▶ _EXERCISE_
Every line below that has the string "como" needs to be copied.

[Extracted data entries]
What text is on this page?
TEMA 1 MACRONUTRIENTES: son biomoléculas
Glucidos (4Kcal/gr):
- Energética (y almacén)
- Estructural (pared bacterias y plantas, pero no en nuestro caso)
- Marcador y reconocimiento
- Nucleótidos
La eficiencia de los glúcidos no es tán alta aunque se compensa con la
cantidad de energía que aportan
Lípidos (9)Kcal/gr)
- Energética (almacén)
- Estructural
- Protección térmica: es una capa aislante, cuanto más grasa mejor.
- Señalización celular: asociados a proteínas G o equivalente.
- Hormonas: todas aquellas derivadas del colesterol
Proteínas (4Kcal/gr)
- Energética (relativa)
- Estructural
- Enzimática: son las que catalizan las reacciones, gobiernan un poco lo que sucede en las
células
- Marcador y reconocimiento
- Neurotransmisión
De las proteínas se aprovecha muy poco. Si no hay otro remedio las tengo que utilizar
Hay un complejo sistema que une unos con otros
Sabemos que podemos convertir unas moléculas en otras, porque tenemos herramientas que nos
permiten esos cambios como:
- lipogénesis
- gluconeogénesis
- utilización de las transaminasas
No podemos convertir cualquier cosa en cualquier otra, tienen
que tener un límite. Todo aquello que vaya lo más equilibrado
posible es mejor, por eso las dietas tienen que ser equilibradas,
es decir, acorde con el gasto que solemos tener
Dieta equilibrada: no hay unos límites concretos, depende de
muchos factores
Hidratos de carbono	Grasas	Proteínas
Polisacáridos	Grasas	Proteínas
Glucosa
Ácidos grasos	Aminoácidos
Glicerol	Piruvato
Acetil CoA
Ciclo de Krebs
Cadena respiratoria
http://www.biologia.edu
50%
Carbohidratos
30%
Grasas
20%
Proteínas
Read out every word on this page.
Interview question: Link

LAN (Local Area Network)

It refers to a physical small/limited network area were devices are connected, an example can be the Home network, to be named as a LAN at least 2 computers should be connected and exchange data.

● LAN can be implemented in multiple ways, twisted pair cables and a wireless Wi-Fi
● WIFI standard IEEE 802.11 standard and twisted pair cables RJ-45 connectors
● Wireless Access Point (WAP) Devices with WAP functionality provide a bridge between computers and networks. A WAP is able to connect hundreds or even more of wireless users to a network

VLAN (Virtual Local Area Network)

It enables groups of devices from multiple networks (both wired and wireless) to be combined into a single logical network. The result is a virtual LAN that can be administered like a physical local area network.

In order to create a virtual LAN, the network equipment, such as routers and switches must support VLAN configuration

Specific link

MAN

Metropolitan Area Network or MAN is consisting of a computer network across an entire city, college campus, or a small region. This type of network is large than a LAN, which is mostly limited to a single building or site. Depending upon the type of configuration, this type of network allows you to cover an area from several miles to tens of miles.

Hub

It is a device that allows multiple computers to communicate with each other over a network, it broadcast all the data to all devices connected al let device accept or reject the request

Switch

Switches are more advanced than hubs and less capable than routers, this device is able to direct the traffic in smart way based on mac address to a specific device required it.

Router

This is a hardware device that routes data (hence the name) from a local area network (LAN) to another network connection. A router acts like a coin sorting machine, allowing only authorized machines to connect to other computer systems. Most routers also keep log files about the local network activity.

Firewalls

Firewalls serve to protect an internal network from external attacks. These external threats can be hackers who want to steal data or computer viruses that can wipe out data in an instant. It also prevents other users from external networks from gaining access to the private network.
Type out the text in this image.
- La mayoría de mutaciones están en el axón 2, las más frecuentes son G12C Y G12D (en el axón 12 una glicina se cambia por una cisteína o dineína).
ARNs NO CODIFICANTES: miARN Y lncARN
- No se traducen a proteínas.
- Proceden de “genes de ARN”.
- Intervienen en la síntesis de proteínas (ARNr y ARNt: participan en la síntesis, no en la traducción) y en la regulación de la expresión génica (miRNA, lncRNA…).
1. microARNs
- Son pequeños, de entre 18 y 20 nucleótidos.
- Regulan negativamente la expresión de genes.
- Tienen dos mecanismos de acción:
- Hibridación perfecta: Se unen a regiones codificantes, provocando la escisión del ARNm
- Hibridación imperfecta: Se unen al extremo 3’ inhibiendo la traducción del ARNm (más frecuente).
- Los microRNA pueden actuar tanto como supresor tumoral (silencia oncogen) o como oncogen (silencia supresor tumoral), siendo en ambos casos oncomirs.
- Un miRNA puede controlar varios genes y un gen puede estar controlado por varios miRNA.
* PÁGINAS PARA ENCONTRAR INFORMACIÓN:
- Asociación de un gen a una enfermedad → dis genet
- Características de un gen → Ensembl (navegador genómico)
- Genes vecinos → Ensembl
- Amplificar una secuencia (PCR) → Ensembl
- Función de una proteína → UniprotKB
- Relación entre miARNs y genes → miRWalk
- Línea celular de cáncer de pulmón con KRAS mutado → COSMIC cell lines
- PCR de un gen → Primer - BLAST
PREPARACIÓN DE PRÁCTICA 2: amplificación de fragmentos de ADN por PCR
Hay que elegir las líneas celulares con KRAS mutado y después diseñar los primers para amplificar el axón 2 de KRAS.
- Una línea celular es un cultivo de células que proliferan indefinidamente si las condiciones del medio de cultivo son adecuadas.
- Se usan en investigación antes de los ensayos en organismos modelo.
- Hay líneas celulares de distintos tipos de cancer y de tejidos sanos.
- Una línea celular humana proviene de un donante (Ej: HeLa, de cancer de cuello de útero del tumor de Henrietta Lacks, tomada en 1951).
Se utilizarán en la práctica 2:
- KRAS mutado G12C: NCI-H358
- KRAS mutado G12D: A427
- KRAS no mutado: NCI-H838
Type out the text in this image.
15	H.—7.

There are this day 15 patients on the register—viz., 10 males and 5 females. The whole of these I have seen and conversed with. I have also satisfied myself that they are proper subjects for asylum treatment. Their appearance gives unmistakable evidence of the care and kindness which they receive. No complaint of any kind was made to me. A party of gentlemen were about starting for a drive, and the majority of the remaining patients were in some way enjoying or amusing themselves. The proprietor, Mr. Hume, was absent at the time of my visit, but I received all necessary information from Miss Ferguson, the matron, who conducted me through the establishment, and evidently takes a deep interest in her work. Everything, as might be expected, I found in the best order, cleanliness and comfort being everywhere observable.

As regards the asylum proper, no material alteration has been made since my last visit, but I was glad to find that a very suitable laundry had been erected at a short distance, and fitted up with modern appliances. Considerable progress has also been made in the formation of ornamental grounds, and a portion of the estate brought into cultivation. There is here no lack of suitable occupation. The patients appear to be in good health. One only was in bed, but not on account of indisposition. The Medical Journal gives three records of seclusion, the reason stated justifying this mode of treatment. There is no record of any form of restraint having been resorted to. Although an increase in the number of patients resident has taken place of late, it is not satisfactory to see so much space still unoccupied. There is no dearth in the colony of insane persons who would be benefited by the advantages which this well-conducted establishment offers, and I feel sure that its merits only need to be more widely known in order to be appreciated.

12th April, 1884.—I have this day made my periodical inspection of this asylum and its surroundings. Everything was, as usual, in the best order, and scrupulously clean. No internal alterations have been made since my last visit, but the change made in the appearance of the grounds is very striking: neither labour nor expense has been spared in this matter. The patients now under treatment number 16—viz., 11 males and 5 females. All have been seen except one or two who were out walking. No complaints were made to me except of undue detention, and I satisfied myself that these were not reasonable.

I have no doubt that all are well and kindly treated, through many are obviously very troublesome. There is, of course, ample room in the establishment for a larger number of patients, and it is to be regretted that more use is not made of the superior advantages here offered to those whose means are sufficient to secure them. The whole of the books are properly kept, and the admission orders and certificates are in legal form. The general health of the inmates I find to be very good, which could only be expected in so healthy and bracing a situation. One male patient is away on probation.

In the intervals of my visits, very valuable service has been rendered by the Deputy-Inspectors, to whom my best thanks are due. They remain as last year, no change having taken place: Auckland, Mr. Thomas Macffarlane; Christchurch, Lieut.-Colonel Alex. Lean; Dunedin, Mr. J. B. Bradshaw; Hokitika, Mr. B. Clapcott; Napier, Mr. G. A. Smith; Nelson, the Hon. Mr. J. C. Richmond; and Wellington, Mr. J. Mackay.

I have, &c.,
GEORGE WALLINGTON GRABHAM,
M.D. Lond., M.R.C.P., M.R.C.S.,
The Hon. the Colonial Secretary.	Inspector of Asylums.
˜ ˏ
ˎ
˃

▶ _YOUR SOLUTION_
permiten esos cambios como:
- Los microRNA pueden actuar tanto como supresor tumoral (silencia oncogen) o como oncogen (silencia supresor tumoral), siendo en ambos casos oncomirs.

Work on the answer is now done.